(The task) Filter the entries, keeping every line with the word "page".
— start of Dataset —
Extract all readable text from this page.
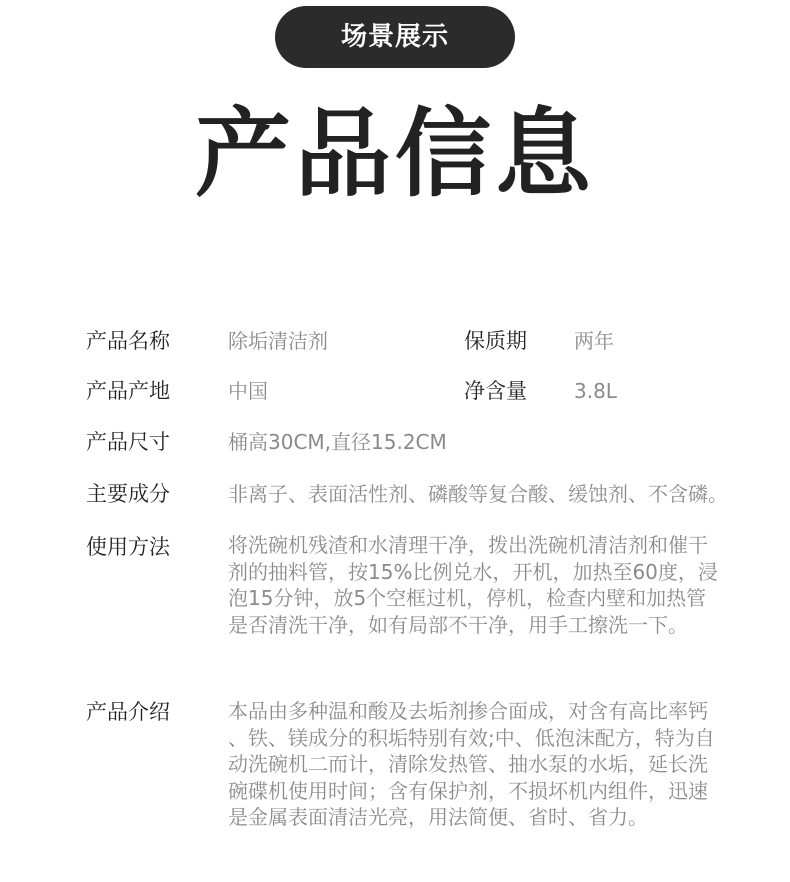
场景展示
产品信息
产品名称	除垢清洁剂	保质期 两年
产品产地	中国	净含量 3.8L
产品尺寸	桶高30CM,直径15.2CM
主要成分	非离子、表面活性剂、磷酸等复合酸、缓蚀剂、不含磷。
使用方法	将洗碗机残渣和水清理干净，拨出洗碗机清洁剂和催干
剂的抽料管，按15%比例兑水，开机，加热至60度，浸
泡15分钟，放5个空框过机，停机，检查内壁和加热管
是否清洗干净，如有局部不干净，用手工擦洗一下。
产品介绍	本品由多种温和酸及去垢剂掺合面成，对含有高比率钙
、铁、镁成分的积垢特别有效;中、低泡沫配方，特为自
动洗碗机二而计，清除发热管、抽水泵的水垢，延长洗
碗碟机使用时间；含有保护剂，不损坏机内组件，迅速
是金属表面清洁光亮，用法简便、省时、省力。
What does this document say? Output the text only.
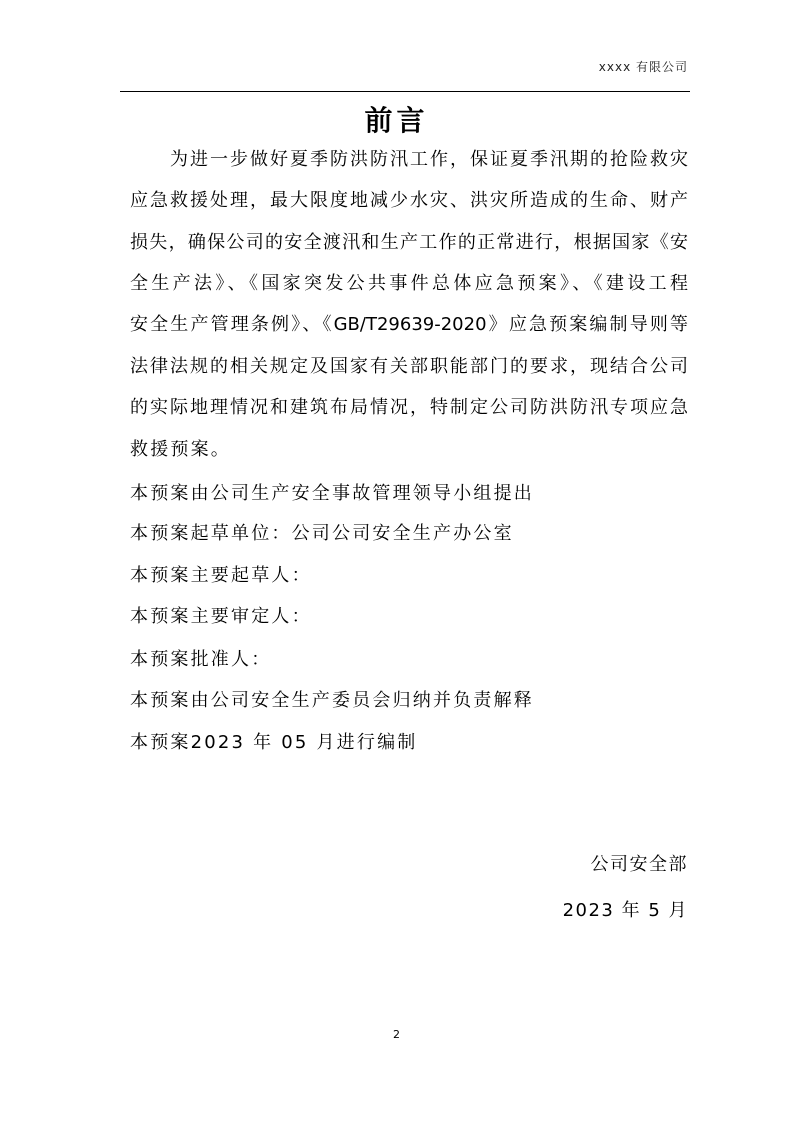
xxxx 有限公司
前言
为进一步做好夏季防洪防汛工作，保证夏季汛期的抢险救灾
应急救援处理，最大限度地减少水灾、洪灾所造成的生命、财产
损失，确保公司的安全渡汛和生产工作的正常进行，根据国家《安
全生产法》、《国家突发公共事件总体应急预案》、《建设工程
安全生产管理条例》、《GB/T29639-2020》应急预案编制导则等
法律法规的相关规定及国家有关部职能部门的要求，现结合公司
的实际地理情况和建筑布局情况，特制定公司防洪防汛专项应急
救援预案。
本预案由公司生产安全事故管理领导小组提出
本预案起草单位：公司公司安全生产办公室
本预案主要起草人：
本预案主要审定人：
本预案批准人：
本预案由公司安全生产委员会归纳并负责解释
本预案2023 年 05 月进行编制
公司安全部
2023 年 5 月
2
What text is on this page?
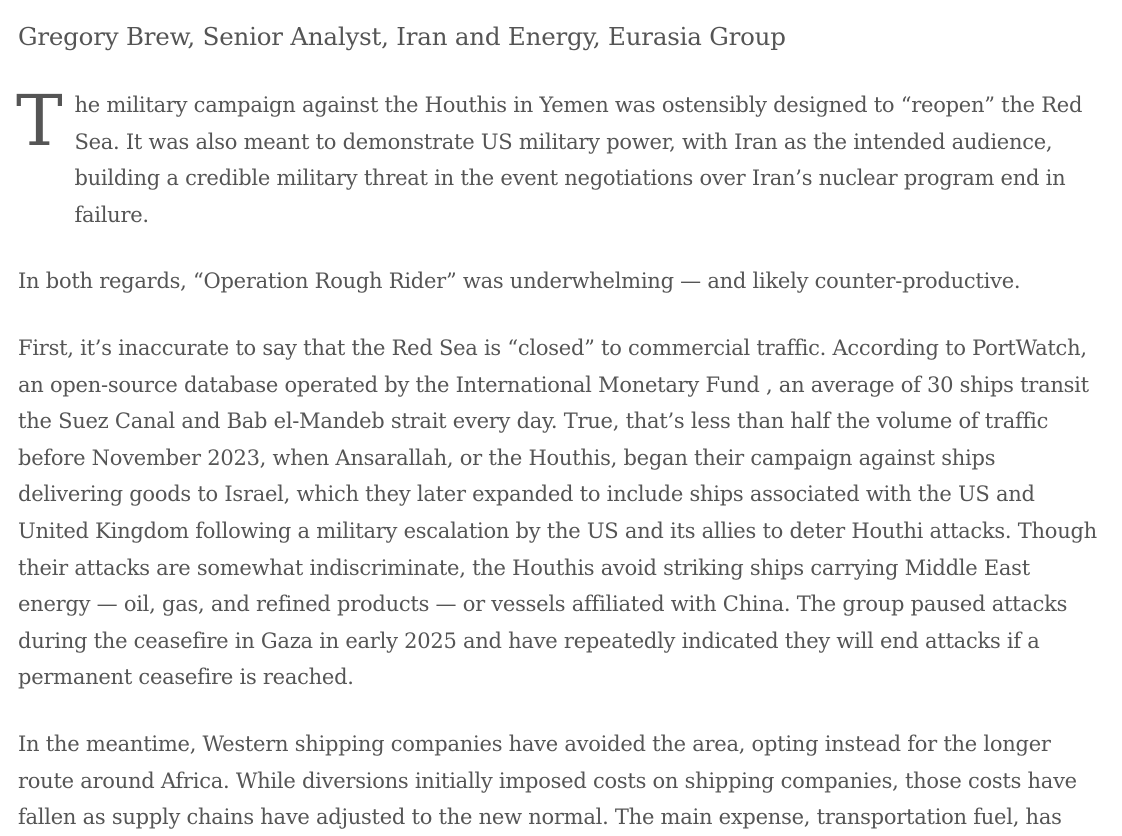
Gregory Brew, Senior Analyst, Iran and Energy, Eurasia Group

The military campaign against the Houthis in Yemen was ostensibly designed to “reopen” the Red Sea. It was also meant to demonstrate US military power, with Iran as the intended audience, building a credible military threat in the event negotiations over Iran’s nuclear program end in failure.

In both regards, “Operation Rough Rider” was underwhelming — and likely counter-productive.

First, it’s inaccurate to say that the Red Sea is “closed” to commercial traffic. According to PortWatch, an open-source database operated by the International Monetary Fund , an average of 30 ships transit the Suez Canal and Bab el-Mandeb strait every day. True, that’s less than half the volume of traffic before November 2023, when Ansarallah, or the Houthis, began their campaign against ships delivering goods to Israel, which they later expanded to include ships associated with the US and United Kingdom following a military escalation by the US and its allies to deter Houthi attacks. Though their attacks are somewhat indiscriminate, the Houthis avoid striking ships carrying Middle East energy — oil, gas, and refined products — or vessels affiliated with China. The group paused attacks during the ceasefire in Gaza in early 2025 and have repeatedly indicated they will end attacks if a permanent ceasefire is reached.

In the meantime, Western shipping companies have avoided the area, opting instead for the longer route around Africa. While diversions initially imposed costs on shipping companies, those costs have fallen as supply chains have adjusted to the new normal. The main expense, transportation fuel, has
— end of Dataset —
(The solution)
Extract all readable text from this page.
What text is on this page?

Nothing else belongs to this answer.